Given problem = Set each entry down verbatim, omitting images.

Dataset =
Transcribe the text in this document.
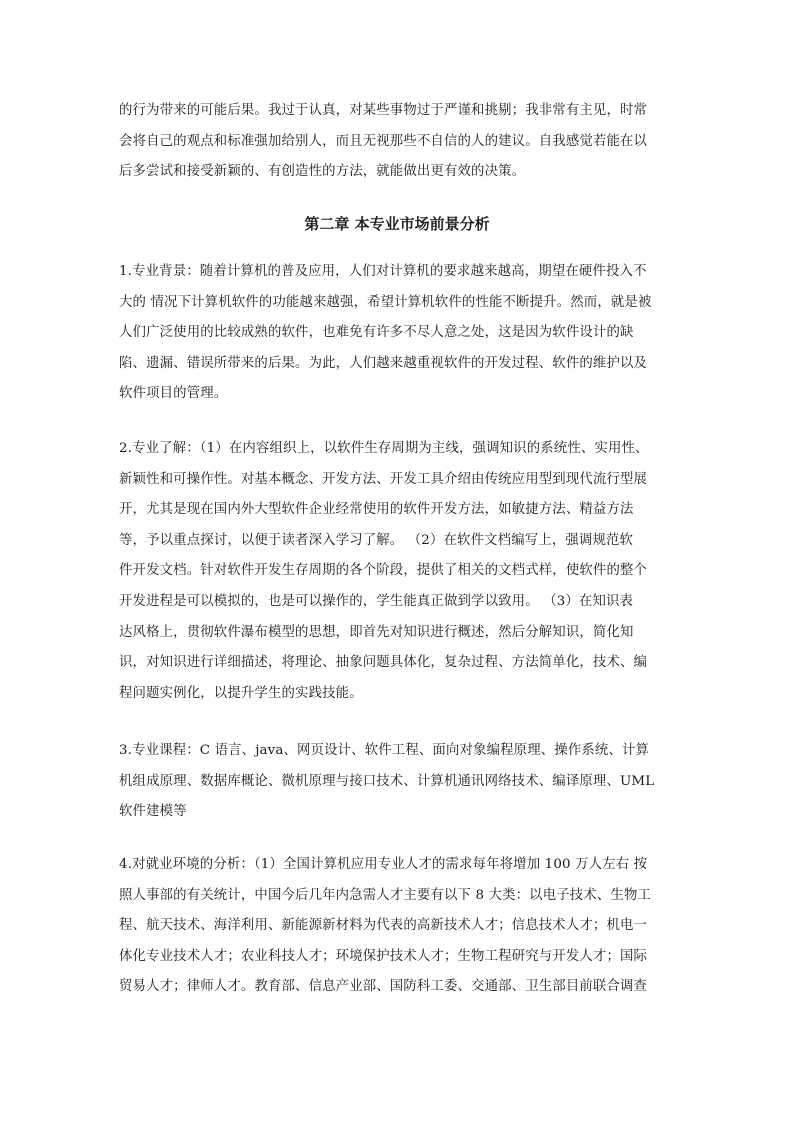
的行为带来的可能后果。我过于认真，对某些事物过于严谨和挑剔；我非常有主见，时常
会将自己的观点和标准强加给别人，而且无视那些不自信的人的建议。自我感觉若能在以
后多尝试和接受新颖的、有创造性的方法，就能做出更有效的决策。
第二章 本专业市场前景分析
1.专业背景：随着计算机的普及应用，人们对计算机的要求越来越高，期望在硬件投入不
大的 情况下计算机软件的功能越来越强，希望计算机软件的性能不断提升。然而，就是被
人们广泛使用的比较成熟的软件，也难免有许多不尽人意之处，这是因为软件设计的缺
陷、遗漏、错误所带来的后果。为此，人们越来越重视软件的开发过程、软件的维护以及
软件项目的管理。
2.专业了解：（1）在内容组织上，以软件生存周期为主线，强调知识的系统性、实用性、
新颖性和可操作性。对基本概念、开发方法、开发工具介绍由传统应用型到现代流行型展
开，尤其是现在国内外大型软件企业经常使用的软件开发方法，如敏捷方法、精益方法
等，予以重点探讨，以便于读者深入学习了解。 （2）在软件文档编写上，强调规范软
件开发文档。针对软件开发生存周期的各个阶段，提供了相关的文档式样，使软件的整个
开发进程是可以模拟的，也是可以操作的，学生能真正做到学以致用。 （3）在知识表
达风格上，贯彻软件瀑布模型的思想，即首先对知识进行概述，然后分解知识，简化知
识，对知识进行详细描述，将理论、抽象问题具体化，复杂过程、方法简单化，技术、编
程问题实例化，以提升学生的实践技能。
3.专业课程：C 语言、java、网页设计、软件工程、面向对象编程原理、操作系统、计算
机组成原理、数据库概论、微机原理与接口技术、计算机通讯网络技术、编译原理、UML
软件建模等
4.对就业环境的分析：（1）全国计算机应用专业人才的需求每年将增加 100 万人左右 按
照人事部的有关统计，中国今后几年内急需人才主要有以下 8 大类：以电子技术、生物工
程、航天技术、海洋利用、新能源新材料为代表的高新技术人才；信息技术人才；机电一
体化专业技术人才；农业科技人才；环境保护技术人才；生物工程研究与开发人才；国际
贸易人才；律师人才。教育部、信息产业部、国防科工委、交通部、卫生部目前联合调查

Exercise output =
Transcribe the text in this document.
的行为带来的可能后果。我过于认真，对某些事物过于严谨和挑剔；我非常有主见，时常
会将自己的观点和标准强加给别人，而且无视那些不自信的人的建议。自我感觉若能在以
后多尝试和接受新颖的、有创造性的方法，就能做出更有效的决策。
第二章 本专业市场前景分析
1.专业背景：随着计算机的普及应用，人们对计算机的要求越来越高，期望在硬件投入不
大的 情况下计算机软件的功能越来越强，希望计算机软件的性能不断提升。然而，就是被
人们广泛使用的比较成熟的软件，也难免有许多不尽人意之处，这是因为软件设计的缺
陷、遗漏、错误所带来的后果。为此，人们越来越重视软件的开发过程、软件的维护以及
软件项目的管理。
2.专业了解：（1）在内容组织上，以软件生存周期为主线，强调知识的系统性、实用性、
新颖性和可操作性。对基本概念、开发方法、开发工具介绍由传统应用型到现代流行型展
开，尤其是现在国内外大型软件企业经常使用的软件开发方法，如敏捷方法、精益方法
等，予以重点探讨，以便于读者深入学习了解。 （2）在软件文档编写上，强调规范软
件开发文档。针对软件开发生存周期的各个阶段，提供了相关的文档式样，使软件的整个
开发进程是可以模拟的，也是可以操作的，学生能真正做到学以致用。 （3）在知识表
达风格上，贯彻软件瀑布模型的思想，即首先对知识进行概述，然后分解知识，简化知
识，对知识进行详细描述，将理论、抽象问题具体化，复杂过程、方法简单化，技术、编
程问题实例化，以提升学生的实践技能。
3.专业课程：C 语言、java、网页设计、软件工程、面向对象编程原理、操作系统、计算
机组成原理、数据库概论、微机原理与接口技术、计算机通讯网络技术、编译原理、UML
软件建模等
4.对就业环境的分析：（1）全国计算机应用专业人才的需求每年将增加 100 万人左右 按
照人事部的有关统计，中国今后几年内急需人才主要有以下 8 大类：以电子技术、生物工
程、航天技术、海洋利用、新能源新材料为代表的高新技术人才；信息技术人才；机电一
体化专业技术人才；农业科技人才；环境保护技术人才；生物工程研究与开发人才；国际
贸易人才；律师人才。教育部、信息产业部、国防科工委、交通部、卫生部目前联合调查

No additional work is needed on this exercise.